== CHALLENGE ==
Copy out the records in full, word for word, without pictures.

== INPUT ==
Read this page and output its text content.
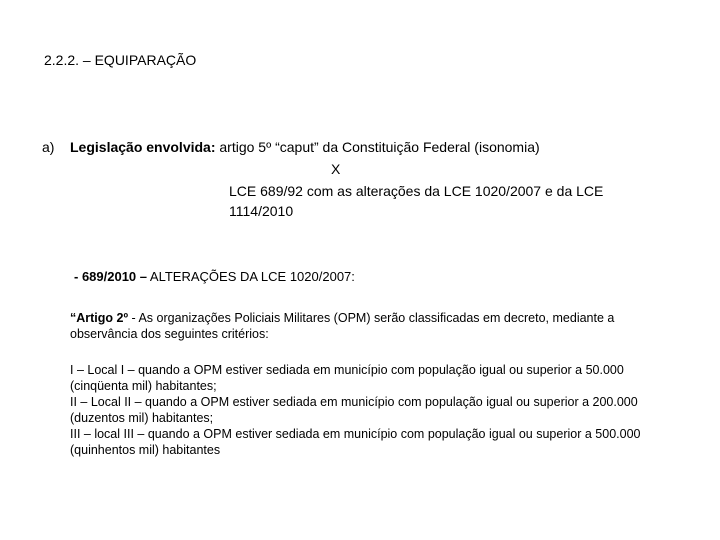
2.2.2. – EQUIPARAÇÃO
a) Legislação envolvida: artigo 5º “caput” da Constituição Federal (isonomia)
X
LCE 689/92 com as alterações da LCE 1020/2007 e da LCE
1114/2010
- 689/2010 – ALTERAÇÕES DA LCE 1020/2007:
“Artigo 2º - As organizações Policiais Militares (OPM) serão classificadas em decreto, mediante a
observância dos seguintes critérios:
I – Local I – quando a OPM estiver sediada em município com população igual ou superior a 50.000
(cinqüenta mil) habitantes;
II – Local II – quando a OPM estiver sediada em município com população igual ou superior a 200.000
(duzentos mil) habitantes;
III – local III – quando a OPM estiver sediada em município com população igual ou superior a 500.000
(quinhentos mil) habitantes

== PROBLEM SOLUTION ==
Read this page and output its text content.
2.2.2. – EQUIPARAÇÃO
a) Legislação envolvida: artigo 5º “caput” da Constituição Federal (isonomia)
X
LCE 689/92 com as alterações da LCE 1020/2007 e da LCE
1114/2010
- 689/2010 – ALTERAÇÕES DA LCE 1020/2007:
“Artigo 2º - As organizações Policiais Militares (OPM) serão classificadas em decreto, mediante a
observância dos seguintes critérios:
I – Local I – quando a OPM estiver sediada em município com população igual ou superior a 50.000
(cinqüenta mil) habitantes;
II – Local II – quando a OPM estiver sediada em município com população igual ou superior a 200.000
(duzentos mil) habitantes;
III – local III – quando a OPM estiver sediada em município com população igual ou superior a 500.000
(quinhentos mil) habitantes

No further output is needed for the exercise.